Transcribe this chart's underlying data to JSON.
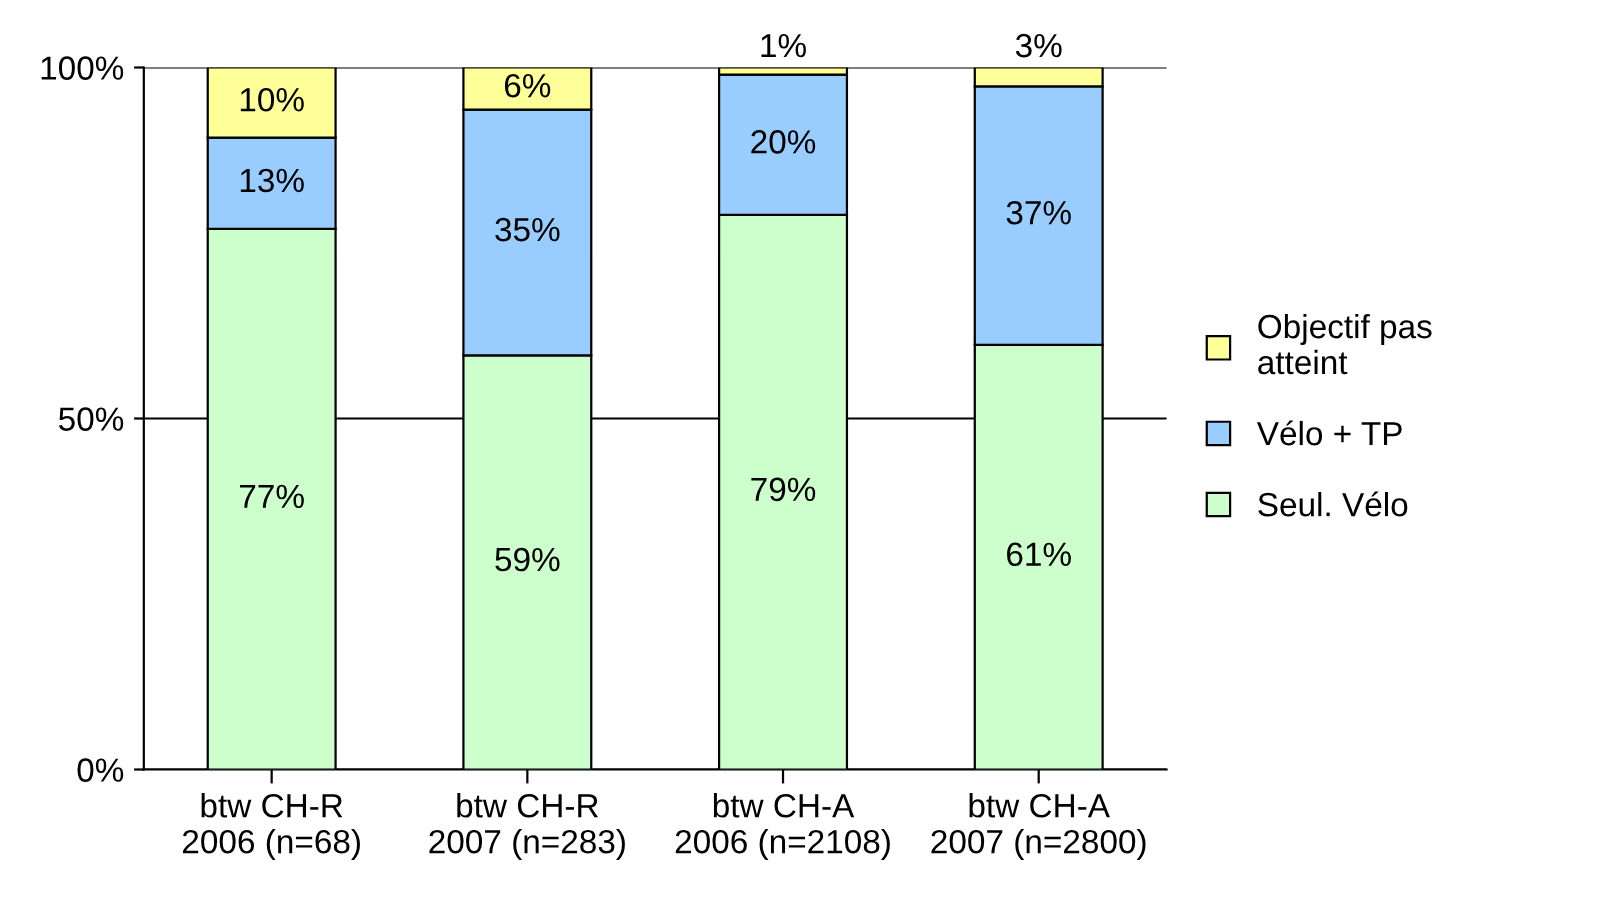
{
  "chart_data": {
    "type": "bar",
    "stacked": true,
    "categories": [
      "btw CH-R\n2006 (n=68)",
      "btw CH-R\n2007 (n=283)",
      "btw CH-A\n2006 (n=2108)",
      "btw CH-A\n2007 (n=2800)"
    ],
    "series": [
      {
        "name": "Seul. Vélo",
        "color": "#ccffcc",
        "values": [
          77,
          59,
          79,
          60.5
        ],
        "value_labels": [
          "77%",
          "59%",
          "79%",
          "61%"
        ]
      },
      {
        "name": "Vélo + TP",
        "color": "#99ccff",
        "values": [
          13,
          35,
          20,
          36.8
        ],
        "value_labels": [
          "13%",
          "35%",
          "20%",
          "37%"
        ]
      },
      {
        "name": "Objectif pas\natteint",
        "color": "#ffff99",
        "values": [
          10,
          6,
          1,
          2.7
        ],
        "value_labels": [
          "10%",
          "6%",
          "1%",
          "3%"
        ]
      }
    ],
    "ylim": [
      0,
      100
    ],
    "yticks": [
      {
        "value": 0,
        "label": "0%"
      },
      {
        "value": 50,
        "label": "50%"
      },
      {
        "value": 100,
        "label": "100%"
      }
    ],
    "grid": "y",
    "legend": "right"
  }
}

---

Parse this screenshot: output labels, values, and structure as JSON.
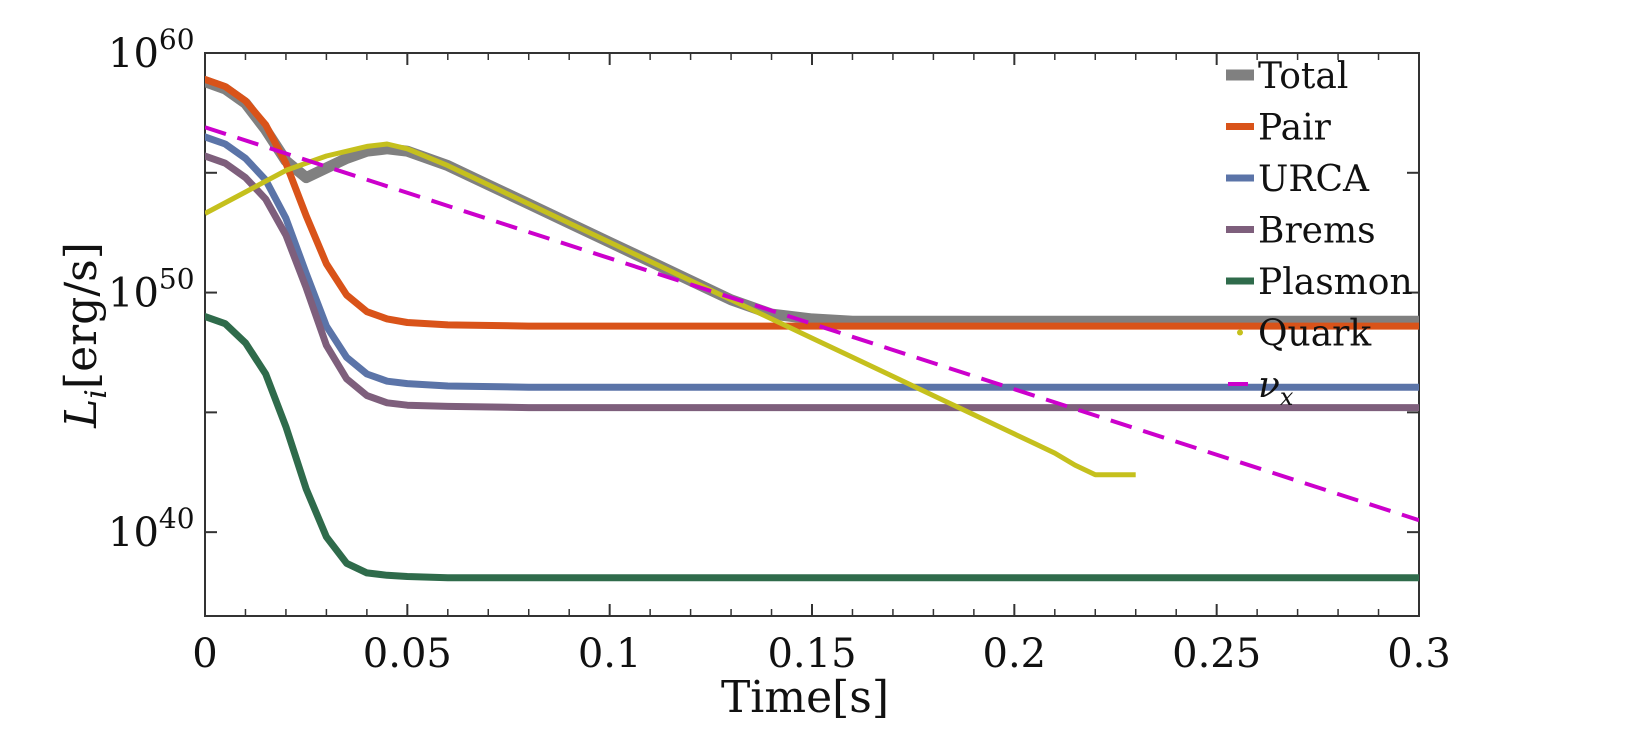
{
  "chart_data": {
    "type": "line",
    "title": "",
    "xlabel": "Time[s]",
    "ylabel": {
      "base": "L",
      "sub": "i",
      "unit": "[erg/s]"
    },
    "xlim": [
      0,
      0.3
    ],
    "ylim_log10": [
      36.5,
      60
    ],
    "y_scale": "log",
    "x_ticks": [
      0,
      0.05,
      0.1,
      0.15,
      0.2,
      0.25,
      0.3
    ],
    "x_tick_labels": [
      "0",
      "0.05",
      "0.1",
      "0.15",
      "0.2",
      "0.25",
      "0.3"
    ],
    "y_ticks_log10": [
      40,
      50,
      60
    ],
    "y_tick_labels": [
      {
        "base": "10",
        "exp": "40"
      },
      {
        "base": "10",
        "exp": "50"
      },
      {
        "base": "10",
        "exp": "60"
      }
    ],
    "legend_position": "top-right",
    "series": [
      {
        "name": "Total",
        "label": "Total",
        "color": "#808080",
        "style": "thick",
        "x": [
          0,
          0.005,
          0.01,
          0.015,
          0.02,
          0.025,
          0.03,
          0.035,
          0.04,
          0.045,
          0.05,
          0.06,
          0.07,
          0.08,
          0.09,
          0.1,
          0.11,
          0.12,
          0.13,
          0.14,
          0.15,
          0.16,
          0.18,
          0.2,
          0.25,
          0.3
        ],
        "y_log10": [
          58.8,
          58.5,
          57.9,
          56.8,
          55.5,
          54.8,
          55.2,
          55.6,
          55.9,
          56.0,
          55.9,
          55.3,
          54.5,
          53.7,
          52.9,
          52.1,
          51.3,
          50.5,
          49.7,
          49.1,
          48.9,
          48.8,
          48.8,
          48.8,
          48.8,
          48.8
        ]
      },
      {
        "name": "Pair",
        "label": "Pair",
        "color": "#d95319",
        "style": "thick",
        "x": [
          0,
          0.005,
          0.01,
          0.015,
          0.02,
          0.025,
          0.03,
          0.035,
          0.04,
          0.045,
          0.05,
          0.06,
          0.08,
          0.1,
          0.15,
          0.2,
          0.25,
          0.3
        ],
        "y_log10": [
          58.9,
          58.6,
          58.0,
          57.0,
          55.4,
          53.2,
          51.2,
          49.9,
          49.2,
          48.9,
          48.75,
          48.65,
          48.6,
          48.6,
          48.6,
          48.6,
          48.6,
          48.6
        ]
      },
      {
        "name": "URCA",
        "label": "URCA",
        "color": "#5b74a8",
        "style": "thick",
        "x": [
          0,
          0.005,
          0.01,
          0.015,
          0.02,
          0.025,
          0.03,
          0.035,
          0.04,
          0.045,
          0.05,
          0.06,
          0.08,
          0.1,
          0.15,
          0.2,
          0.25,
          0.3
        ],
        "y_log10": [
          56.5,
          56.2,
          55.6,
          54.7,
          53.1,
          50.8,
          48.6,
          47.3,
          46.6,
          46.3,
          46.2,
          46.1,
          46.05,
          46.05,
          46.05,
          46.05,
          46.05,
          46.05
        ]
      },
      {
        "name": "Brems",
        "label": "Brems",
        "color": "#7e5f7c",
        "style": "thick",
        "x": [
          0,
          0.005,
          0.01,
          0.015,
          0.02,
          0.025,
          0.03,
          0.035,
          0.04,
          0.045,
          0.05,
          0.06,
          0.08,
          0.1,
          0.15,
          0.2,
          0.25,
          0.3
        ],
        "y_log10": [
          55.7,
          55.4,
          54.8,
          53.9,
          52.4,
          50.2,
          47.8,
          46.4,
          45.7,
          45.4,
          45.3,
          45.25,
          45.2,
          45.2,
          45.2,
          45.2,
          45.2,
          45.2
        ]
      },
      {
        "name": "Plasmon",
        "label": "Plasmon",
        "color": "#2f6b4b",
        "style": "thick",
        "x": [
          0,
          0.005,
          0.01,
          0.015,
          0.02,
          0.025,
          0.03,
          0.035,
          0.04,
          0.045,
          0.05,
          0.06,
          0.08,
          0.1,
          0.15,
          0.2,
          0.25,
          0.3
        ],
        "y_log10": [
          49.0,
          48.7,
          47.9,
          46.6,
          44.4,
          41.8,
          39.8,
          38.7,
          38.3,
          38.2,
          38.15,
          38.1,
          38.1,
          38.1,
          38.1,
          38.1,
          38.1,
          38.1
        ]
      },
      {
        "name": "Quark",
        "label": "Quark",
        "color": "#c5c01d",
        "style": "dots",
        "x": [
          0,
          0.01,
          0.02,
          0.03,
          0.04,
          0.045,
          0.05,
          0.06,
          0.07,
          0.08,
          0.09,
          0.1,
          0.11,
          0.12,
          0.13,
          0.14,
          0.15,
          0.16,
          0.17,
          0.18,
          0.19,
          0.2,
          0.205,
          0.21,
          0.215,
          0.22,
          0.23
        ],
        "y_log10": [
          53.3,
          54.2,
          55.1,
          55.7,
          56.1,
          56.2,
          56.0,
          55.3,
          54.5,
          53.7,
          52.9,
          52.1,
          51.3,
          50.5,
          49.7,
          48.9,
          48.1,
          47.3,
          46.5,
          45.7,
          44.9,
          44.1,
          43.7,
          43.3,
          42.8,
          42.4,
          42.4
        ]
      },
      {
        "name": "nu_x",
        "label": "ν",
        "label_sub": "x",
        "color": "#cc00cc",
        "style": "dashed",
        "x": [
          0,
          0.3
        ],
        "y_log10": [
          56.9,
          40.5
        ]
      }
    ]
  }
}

Directions - In the entries above, find each line with the word "color" and show it.

Output of the task -
        "color": "#ccffcc",
        "color": "#99ccff",
        "color": "#ffff99",
        "color": "#808080",
        "color": "#d95319",
        "color": "#5b74a8",
        "color": "#7e5f7c",
        "color": "#2f6b4b",
        "color": "#c5c01d",
        "color": "#cc00cc",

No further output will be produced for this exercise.